● **Your instructions**: In the data that follows, count every line holding the string "Classes" and give the count alone.

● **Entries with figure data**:
** START **

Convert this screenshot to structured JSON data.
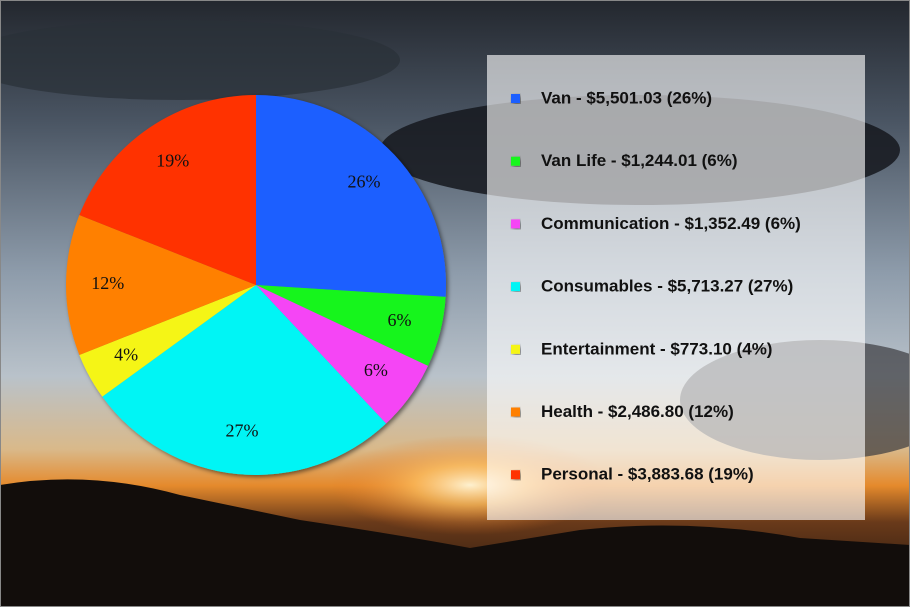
{
  "chart_data": {
    "type": "pie",
    "categories": [
      "Van - $5,501.03 (26%)",
      "Van Life - $1,244.01 (6%)",
      "Communication - $1,352.49 (6%)",
      "Consumables - $5,713.27 (27%)",
      "Entertainment - $773.10 (4%)",
      "Health - $2,486.80 (12%)",
      "Personal - $3,883.68 (19%)"
    ],
    "values": [
      26,
      6,
      6,
      27,
      4,
      12,
      19
    ],
    "value_labels": [
      "26%",
      "6%",
      "6%",
      "27%",
      "4%",
      "12%",
      "19%"
    ],
    "colors": [
      "#1e5eff",
      "#19f51f",
      "#f545f5",
      "#00f5f5",
      "#f5f516",
      "#ff8000",
      "#ff3300"
    ],
    "legend": "right"
  }
}
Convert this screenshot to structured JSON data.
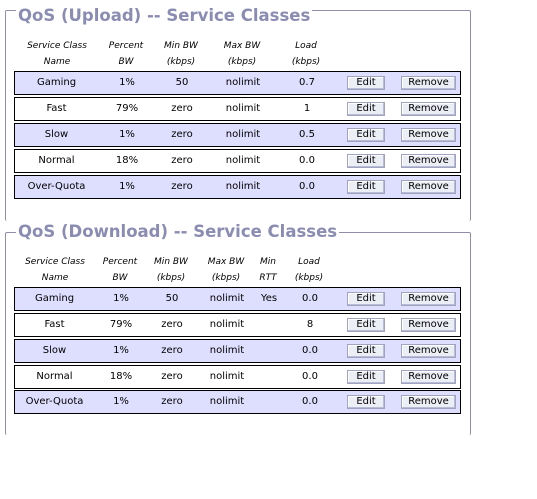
{
  "upload": {
    "title": "QoS (Upload) -- Service Classes",
    "headers": [
      [
        "Service Class",
        "Name"
      ],
      [
        "Percent",
        "BW"
      ],
      [
        "Min BW",
        "(kbps)"
      ],
      [
        "Max BW",
        "(kbps)"
      ],
      [
        "Load",
        "(kbps)"
      ]
    ],
    "rows": [
      {
        "name": "Gaming",
        "percent": "1%",
        "min": "50",
        "max": "nolimit",
        "load": "0.7"
      },
      {
        "name": "Fast",
        "percent": "79%",
        "min": "zero",
        "max": "nolimit",
        "load": "1"
      },
      {
        "name": "Slow",
        "percent": "1%",
        "min": "zero",
        "max": "nolimit",
        "load": "0.5"
      },
      {
        "name": "Normal",
        "percent": "18%",
        "min": "zero",
        "max": "nolimit",
        "load": "0.0"
      },
      {
        "name": "Over-Quota",
        "percent": "1%",
        "min": "zero",
        "max": "nolimit",
        "load": "0.0"
      }
    ]
  },
  "download": {
    "title": "QoS (Download) -- Service Classes",
    "headers": [
      [
        "Service Class",
        "Name"
      ],
      [
        "Percent",
        "BW"
      ],
      [
        "Min BW",
        "(kbps)"
      ],
      [
        "Max BW",
        "(kbps)"
      ],
      [
        "Min",
        "RTT"
      ],
      [
        "Load",
        "(kbps)"
      ]
    ],
    "rows": [
      {
        "name": "Gaming",
        "percent": "1%",
        "min": "50",
        "max": "nolimit",
        "rtt": "Yes",
        "load": "0.0"
      },
      {
        "name": "Fast",
        "percent": "79%",
        "min": "zero",
        "max": "nolimit",
        "rtt": "",
        "load": "8"
      },
      {
        "name": "Slow",
        "percent": "1%",
        "min": "zero",
        "max": "nolimit",
        "rtt": "",
        "load": "0.0"
      },
      {
        "name": "Normal",
        "percent": "18%",
        "min": "zero",
        "max": "nolimit",
        "rtt": "",
        "load": "0.0"
      },
      {
        "name": "Over-Quota",
        "percent": "1%",
        "min": "zero",
        "max": "nolimit",
        "rtt": "",
        "load": "0.0"
      }
    ]
  },
  "buttons": {
    "edit": "Edit",
    "remove": "Remove"
  }
}
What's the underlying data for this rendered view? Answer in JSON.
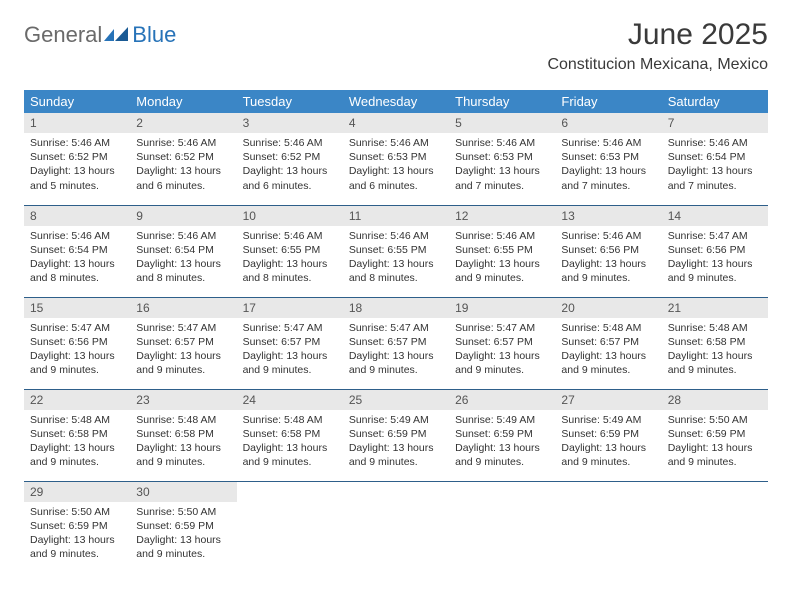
{
  "brand": {
    "word1": "General",
    "word2": "Blue"
  },
  "title": "June 2025",
  "location": "Constitucion Mexicana, Mexico",
  "colors": {
    "header_bg": "#3b86c6",
    "header_text": "#ffffff",
    "daynum_bg": "#e8e8e8",
    "week_border": "#2e5f8a",
    "logo_gray": "#6a6a6a",
    "logo_blue": "#2773b8"
  },
  "weekdays": [
    "Sunday",
    "Monday",
    "Tuesday",
    "Wednesday",
    "Thursday",
    "Friday",
    "Saturday"
  ],
  "weeks": [
    [
      {
        "n": "1",
        "sr": "Sunrise: 5:46 AM",
        "ss": "Sunset: 6:52 PM",
        "d1": "Daylight: 13 hours",
        "d2": "and 5 minutes."
      },
      {
        "n": "2",
        "sr": "Sunrise: 5:46 AM",
        "ss": "Sunset: 6:52 PM",
        "d1": "Daylight: 13 hours",
        "d2": "and 6 minutes."
      },
      {
        "n": "3",
        "sr": "Sunrise: 5:46 AM",
        "ss": "Sunset: 6:52 PM",
        "d1": "Daylight: 13 hours",
        "d2": "and 6 minutes."
      },
      {
        "n": "4",
        "sr": "Sunrise: 5:46 AM",
        "ss": "Sunset: 6:53 PM",
        "d1": "Daylight: 13 hours",
        "d2": "and 6 minutes."
      },
      {
        "n": "5",
        "sr": "Sunrise: 5:46 AM",
        "ss": "Sunset: 6:53 PM",
        "d1": "Daylight: 13 hours",
        "d2": "and 7 minutes."
      },
      {
        "n": "6",
        "sr": "Sunrise: 5:46 AM",
        "ss": "Sunset: 6:53 PM",
        "d1": "Daylight: 13 hours",
        "d2": "and 7 minutes."
      },
      {
        "n": "7",
        "sr": "Sunrise: 5:46 AM",
        "ss": "Sunset: 6:54 PM",
        "d1": "Daylight: 13 hours",
        "d2": "and 7 minutes."
      }
    ],
    [
      {
        "n": "8",
        "sr": "Sunrise: 5:46 AM",
        "ss": "Sunset: 6:54 PM",
        "d1": "Daylight: 13 hours",
        "d2": "and 8 minutes."
      },
      {
        "n": "9",
        "sr": "Sunrise: 5:46 AM",
        "ss": "Sunset: 6:54 PM",
        "d1": "Daylight: 13 hours",
        "d2": "and 8 minutes."
      },
      {
        "n": "10",
        "sr": "Sunrise: 5:46 AM",
        "ss": "Sunset: 6:55 PM",
        "d1": "Daylight: 13 hours",
        "d2": "and 8 minutes."
      },
      {
        "n": "11",
        "sr": "Sunrise: 5:46 AM",
        "ss": "Sunset: 6:55 PM",
        "d1": "Daylight: 13 hours",
        "d2": "and 8 minutes."
      },
      {
        "n": "12",
        "sr": "Sunrise: 5:46 AM",
        "ss": "Sunset: 6:55 PM",
        "d1": "Daylight: 13 hours",
        "d2": "and 9 minutes."
      },
      {
        "n": "13",
        "sr": "Sunrise: 5:46 AM",
        "ss": "Sunset: 6:56 PM",
        "d1": "Daylight: 13 hours",
        "d2": "and 9 minutes."
      },
      {
        "n": "14",
        "sr": "Sunrise: 5:47 AM",
        "ss": "Sunset: 6:56 PM",
        "d1": "Daylight: 13 hours",
        "d2": "and 9 minutes."
      }
    ],
    [
      {
        "n": "15",
        "sr": "Sunrise: 5:47 AM",
        "ss": "Sunset: 6:56 PM",
        "d1": "Daylight: 13 hours",
        "d2": "and 9 minutes."
      },
      {
        "n": "16",
        "sr": "Sunrise: 5:47 AM",
        "ss": "Sunset: 6:57 PM",
        "d1": "Daylight: 13 hours",
        "d2": "and 9 minutes."
      },
      {
        "n": "17",
        "sr": "Sunrise: 5:47 AM",
        "ss": "Sunset: 6:57 PM",
        "d1": "Daylight: 13 hours",
        "d2": "and 9 minutes."
      },
      {
        "n": "18",
        "sr": "Sunrise: 5:47 AM",
        "ss": "Sunset: 6:57 PM",
        "d1": "Daylight: 13 hours",
        "d2": "and 9 minutes."
      },
      {
        "n": "19",
        "sr": "Sunrise: 5:47 AM",
        "ss": "Sunset: 6:57 PM",
        "d1": "Daylight: 13 hours",
        "d2": "and 9 minutes."
      },
      {
        "n": "20",
        "sr": "Sunrise: 5:48 AM",
        "ss": "Sunset: 6:57 PM",
        "d1": "Daylight: 13 hours",
        "d2": "and 9 minutes."
      },
      {
        "n": "21",
        "sr": "Sunrise: 5:48 AM",
        "ss": "Sunset: 6:58 PM",
        "d1": "Daylight: 13 hours",
        "d2": "and 9 minutes."
      }
    ],
    [
      {
        "n": "22",
        "sr": "Sunrise: 5:48 AM",
        "ss": "Sunset: 6:58 PM",
        "d1": "Daylight: 13 hours",
        "d2": "and 9 minutes."
      },
      {
        "n": "23",
        "sr": "Sunrise: 5:48 AM",
        "ss": "Sunset: 6:58 PM",
        "d1": "Daylight: 13 hours",
        "d2": "and 9 minutes."
      },
      {
        "n": "24",
        "sr": "Sunrise: 5:48 AM",
        "ss": "Sunset: 6:58 PM",
        "d1": "Daylight: 13 hours",
        "d2": "and 9 minutes."
      },
      {
        "n": "25",
        "sr": "Sunrise: 5:49 AM",
        "ss": "Sunset: 6:59 PM",
        "d1": "Daylight: 13 hours",
        "d2": "and 9 minutes."
      },
      {
        "n": "26",
        "sr": "Sunrise: 5:49 AM",
        "ss": "Sunset: 6:59 PM",
        "d1": "Daylight: 13 hours",
        "d2": "and 9 minutes."
      },
      {
        "n": "27",
        "sr": "Sunrise: 5:49 AM",
        "ss": "Sunset: 6:59 PM",
        "d1": "Daylight: 13 hours",
        "d2": "and 9 minutes."
      },
      {
        "n": "28",
        "sr": "Sunrise: 5:50 AM",
        "ss": "Sunset: 6:59 PM",
        "d1": "Daylight: 13 hours",
        "d2": "and 9 minutes."
      }
    ],
    [
      {
        "n": "29",
        "sr": "Sunrise: 5:50 AM",
        "ss": "Sunset: 6:59 PM",
        "d1": "Daylight: 13 hours",
        "d2": "and 9 minutes."
      },
      {
        "n": "30",
        "sr": "Sunrise: 5:50 AM",
        "ss": "Sunset: 6:59 PM",
        "d1": "Daylight: 13 hours",
        "d2": "and 9 minutes."
      },
      {
        "empty": true
      },
      {
        "empty": true
      },
      {
        "empty": true
      },
      {
        "empty": true
      },
      {
        "empty": true
      }
    ]
  ]
}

** END **

● **Response**: 2